_Written task:_ Please extract each line from the rows below that contains the word "helped".
━━ Records for the exercise ━━
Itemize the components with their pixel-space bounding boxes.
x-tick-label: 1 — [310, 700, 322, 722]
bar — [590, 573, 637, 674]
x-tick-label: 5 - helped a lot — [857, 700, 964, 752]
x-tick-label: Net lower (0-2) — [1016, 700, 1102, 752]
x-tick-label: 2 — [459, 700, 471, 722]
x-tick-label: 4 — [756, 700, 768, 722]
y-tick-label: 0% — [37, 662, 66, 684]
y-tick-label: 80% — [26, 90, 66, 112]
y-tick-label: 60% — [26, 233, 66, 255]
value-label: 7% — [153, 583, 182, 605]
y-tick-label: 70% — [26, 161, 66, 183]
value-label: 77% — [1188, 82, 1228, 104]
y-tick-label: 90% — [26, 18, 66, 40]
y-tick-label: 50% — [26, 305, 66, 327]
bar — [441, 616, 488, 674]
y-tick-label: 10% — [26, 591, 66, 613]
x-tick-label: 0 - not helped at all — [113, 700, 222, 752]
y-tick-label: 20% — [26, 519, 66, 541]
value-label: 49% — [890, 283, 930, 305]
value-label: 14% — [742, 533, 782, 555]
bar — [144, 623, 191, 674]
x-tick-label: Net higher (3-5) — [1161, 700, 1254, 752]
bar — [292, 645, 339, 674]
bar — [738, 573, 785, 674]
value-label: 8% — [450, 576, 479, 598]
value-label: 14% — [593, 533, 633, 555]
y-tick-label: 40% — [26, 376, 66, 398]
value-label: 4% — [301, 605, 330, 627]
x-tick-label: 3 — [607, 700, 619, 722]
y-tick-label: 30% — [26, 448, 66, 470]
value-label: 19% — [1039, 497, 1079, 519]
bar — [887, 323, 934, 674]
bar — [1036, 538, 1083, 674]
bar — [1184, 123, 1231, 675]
━━━
_Exercise response:_
x-tick-label: 5 - helped a lot — [857, 700, 964, 752]
x-tick-label: 0 - not helped at all — [113, 700, 222, 752]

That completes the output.